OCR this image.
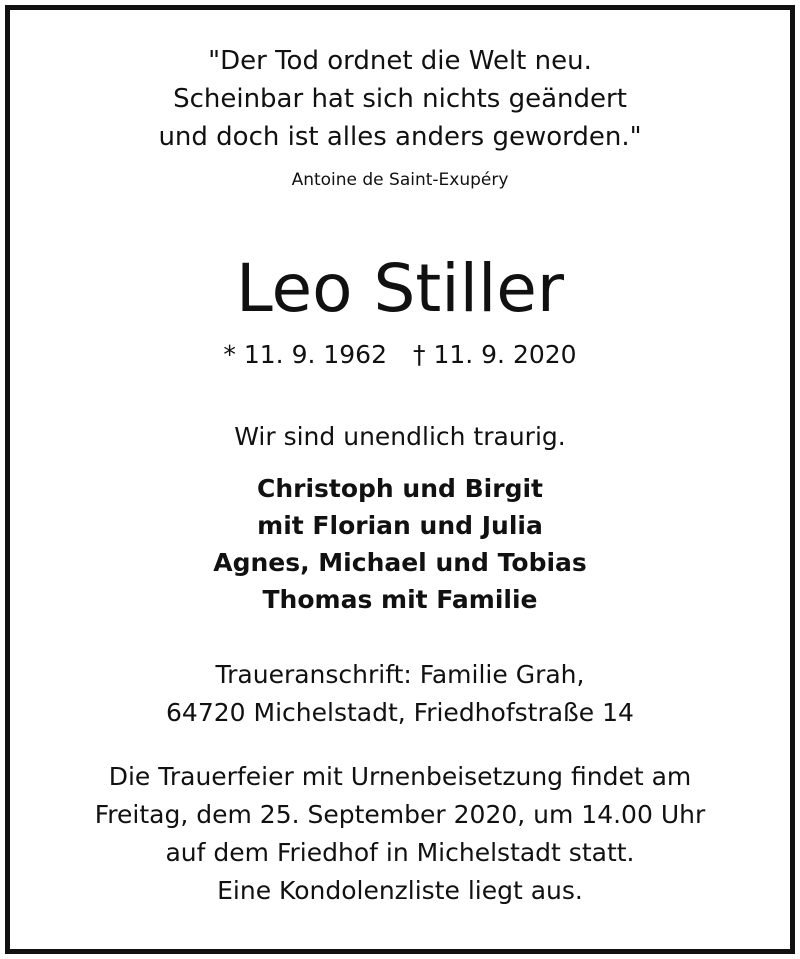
"Der Tod ordnet die Welt neu.
Scheinbar hat sich nichts geändert
und doch ist alles anders geworden."
Antoine de Saint-Exupéry
Leo Stiller
* 11. 9. 1962 † 11. 9. 2020
Wir sind unendlich traurig.
Christoph und Birgit
mit Florian und Julia
Agnes, Michael und Tobias
Thomas mit Familie
Traueranschrift: Familie Grah,
64720 Michelstadt, Friedhofstraße 14
Die Trauerfeier mit Urnenbeisetzung findet am
Freitag, dem 25. September 2020, um 14.00 Uhr
auf dem Friedhof in Michelstadt statt.
Eine Kondolenzliste liegt aus.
----------------
Written problem: All the lines above are to be reproduced exactly, except the pictures.

Worked solution:
OCR this image.
"Der Tod ordnet die Welt neu.
Scheinbar hat sich nichts geändert
und doch ist alles anders geworden."
Antoine de Saint-Exupéry
Leo Stiller
* 11. 9. 1962 † 11. 9. 2020
Wir sind unendlich traurig.
Christoph und Birgit
mit Florian und Julia
Agnes, Michael und Tobias
Thomas mit Familie
Traueranschrift: Familie Grah,
64720 Michelstadt, Friedhofstraße 14
Die Trauerfeier mit Urnenbeisetzung findet am
Freitag, dem 25. September 2020, um 14.00 Uhr
auf dem Friedhof in Michelstadt statt.
Eine Kondolenzliste liegt aus.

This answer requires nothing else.